Exercise prompt
Find every line containing the word "Layer" in the records below; report only how many there are.

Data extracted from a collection
◇ ◇ ◇ ◇

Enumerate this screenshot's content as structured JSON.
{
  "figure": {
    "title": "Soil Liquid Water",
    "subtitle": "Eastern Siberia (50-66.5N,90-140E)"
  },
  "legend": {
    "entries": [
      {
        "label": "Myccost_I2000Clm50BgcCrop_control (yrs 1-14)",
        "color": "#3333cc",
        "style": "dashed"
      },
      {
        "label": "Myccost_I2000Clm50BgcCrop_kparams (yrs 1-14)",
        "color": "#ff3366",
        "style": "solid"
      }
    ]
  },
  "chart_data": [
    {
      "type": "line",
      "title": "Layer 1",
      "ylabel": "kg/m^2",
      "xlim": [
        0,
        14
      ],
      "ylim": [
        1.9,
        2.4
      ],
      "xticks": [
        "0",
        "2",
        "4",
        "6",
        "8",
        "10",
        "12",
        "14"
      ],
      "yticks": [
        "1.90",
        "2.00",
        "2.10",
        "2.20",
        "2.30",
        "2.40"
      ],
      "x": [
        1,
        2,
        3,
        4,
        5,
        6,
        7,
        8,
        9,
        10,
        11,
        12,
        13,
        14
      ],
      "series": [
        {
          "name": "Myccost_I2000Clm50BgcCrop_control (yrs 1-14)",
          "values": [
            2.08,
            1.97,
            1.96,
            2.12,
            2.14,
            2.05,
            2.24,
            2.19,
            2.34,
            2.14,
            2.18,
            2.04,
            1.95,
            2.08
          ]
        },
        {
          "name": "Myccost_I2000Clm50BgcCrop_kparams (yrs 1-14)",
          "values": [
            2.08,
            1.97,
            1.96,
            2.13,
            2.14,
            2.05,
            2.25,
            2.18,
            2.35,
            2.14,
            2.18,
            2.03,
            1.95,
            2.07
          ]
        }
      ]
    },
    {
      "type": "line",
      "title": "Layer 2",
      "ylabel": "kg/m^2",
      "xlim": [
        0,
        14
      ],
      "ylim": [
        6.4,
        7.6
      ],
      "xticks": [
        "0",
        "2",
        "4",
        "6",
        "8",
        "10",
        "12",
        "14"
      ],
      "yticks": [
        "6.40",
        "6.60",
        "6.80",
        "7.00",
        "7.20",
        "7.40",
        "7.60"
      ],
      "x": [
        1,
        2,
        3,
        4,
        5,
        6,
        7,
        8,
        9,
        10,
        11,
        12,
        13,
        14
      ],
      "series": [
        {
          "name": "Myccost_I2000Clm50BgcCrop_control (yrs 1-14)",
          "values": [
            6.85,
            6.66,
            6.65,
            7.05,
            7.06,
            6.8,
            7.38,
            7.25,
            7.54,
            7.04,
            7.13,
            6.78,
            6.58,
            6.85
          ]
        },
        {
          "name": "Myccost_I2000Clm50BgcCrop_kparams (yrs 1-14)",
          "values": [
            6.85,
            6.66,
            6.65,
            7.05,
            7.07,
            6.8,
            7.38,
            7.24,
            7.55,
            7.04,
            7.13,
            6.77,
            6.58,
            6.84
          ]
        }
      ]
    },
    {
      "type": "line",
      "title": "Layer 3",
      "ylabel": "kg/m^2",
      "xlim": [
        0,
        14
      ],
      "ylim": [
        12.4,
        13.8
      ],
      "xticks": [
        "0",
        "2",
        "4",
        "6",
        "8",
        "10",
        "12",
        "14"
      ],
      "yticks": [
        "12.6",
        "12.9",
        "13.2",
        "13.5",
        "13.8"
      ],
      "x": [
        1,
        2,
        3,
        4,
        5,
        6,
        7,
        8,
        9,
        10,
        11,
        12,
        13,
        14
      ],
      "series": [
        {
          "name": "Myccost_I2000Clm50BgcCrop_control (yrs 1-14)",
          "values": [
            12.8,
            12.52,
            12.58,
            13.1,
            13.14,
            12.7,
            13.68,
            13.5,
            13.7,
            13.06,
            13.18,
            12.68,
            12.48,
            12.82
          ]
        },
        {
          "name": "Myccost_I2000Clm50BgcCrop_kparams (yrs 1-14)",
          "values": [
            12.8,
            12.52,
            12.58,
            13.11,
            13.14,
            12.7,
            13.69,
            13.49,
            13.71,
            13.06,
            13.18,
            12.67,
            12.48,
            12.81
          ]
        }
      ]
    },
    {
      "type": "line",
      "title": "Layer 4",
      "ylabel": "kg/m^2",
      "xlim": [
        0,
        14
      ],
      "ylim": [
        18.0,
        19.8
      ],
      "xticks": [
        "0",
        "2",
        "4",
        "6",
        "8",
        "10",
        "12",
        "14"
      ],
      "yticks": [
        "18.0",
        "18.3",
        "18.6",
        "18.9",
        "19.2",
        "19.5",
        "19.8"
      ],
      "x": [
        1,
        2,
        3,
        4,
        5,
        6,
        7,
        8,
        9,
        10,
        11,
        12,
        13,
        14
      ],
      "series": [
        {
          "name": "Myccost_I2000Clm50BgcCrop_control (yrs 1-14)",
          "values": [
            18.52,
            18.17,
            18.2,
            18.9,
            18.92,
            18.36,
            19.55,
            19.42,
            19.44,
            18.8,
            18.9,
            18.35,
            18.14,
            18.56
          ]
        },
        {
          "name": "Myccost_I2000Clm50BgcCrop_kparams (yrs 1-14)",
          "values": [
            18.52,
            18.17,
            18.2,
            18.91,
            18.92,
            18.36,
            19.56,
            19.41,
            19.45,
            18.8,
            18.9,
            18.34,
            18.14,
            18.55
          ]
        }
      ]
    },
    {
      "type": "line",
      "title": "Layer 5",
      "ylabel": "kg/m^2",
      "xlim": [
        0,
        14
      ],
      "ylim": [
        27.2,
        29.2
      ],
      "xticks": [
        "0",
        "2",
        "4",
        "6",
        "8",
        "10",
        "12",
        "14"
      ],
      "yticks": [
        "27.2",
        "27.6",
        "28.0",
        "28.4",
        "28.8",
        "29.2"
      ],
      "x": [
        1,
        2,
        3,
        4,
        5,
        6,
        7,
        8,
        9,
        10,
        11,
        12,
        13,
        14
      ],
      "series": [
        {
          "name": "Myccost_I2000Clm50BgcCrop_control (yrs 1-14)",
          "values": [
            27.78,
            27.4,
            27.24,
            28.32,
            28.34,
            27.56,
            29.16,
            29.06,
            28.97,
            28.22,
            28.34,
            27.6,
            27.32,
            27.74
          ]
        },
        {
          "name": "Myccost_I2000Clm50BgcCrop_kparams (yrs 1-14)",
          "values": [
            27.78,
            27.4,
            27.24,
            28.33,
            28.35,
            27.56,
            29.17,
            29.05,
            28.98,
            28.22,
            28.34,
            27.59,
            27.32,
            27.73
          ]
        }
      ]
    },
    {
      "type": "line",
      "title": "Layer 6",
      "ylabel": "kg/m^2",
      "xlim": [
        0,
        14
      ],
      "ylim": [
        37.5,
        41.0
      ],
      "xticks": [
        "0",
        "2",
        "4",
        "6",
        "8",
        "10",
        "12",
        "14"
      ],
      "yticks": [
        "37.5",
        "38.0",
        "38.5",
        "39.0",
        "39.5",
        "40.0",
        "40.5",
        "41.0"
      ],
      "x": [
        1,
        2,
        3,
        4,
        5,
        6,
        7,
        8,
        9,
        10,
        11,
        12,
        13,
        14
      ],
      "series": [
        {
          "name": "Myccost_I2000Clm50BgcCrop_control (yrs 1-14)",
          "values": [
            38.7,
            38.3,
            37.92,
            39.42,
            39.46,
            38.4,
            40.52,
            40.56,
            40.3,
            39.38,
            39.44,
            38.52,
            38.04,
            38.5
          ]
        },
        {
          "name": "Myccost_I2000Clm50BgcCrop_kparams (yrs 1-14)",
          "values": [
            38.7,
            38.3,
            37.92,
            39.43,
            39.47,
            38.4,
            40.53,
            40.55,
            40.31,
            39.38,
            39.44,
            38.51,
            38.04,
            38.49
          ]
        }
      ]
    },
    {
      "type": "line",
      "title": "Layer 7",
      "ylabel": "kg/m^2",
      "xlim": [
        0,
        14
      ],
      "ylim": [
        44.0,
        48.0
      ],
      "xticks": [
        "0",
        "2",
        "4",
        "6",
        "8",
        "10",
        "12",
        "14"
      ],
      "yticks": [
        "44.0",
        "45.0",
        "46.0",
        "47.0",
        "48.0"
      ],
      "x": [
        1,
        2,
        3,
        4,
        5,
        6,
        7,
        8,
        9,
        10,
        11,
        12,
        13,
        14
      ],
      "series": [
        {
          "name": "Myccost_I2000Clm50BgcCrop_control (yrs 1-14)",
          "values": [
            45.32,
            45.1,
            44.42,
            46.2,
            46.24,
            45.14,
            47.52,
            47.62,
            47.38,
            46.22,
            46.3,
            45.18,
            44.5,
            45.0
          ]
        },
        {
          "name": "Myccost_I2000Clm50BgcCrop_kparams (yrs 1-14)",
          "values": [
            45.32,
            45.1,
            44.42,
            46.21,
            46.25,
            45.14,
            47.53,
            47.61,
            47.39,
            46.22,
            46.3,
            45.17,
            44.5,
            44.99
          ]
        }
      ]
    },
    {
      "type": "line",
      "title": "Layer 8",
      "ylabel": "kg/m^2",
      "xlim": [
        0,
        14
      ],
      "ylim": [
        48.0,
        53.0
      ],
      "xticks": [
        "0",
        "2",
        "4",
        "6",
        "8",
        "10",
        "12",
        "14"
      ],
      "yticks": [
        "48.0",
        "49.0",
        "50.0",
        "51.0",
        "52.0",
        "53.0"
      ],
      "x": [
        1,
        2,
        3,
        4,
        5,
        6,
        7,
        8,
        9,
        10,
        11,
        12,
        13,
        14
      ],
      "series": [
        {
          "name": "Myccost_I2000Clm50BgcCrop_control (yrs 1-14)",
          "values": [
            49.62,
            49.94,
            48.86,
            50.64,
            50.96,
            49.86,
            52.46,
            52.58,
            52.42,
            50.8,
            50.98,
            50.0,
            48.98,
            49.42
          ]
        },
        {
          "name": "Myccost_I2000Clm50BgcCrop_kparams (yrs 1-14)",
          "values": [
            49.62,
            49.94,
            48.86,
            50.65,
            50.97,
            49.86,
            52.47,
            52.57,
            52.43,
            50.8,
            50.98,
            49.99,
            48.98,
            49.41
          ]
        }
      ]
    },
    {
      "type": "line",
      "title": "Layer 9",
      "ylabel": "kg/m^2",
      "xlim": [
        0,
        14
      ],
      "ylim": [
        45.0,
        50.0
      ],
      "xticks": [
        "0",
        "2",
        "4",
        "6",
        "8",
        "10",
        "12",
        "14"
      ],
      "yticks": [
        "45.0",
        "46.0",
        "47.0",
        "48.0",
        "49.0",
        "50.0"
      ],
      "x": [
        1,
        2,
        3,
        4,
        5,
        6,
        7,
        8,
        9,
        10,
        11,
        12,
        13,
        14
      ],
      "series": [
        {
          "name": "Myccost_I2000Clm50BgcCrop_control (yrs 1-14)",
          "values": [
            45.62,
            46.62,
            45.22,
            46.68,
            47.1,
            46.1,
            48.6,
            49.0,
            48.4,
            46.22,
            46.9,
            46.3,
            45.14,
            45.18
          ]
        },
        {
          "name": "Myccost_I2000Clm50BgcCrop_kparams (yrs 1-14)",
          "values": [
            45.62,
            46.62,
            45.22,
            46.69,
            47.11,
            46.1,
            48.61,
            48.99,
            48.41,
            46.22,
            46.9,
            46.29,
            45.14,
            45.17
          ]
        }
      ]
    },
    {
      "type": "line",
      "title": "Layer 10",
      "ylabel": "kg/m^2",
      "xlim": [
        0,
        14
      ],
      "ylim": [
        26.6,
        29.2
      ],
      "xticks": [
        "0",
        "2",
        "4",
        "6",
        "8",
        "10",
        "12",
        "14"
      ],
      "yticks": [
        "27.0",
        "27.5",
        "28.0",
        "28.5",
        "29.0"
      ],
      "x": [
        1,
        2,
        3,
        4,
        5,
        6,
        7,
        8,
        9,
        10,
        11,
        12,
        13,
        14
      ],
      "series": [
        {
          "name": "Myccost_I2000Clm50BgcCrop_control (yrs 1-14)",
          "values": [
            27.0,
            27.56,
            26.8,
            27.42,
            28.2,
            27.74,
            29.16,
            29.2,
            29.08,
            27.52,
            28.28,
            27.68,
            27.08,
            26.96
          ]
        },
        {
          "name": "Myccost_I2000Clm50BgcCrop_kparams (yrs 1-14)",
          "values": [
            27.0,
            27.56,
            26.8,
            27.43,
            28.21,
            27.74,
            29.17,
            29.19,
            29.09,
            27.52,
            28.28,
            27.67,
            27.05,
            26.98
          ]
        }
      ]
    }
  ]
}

◇ ◇ ◇ ◇

Output of the exercise
10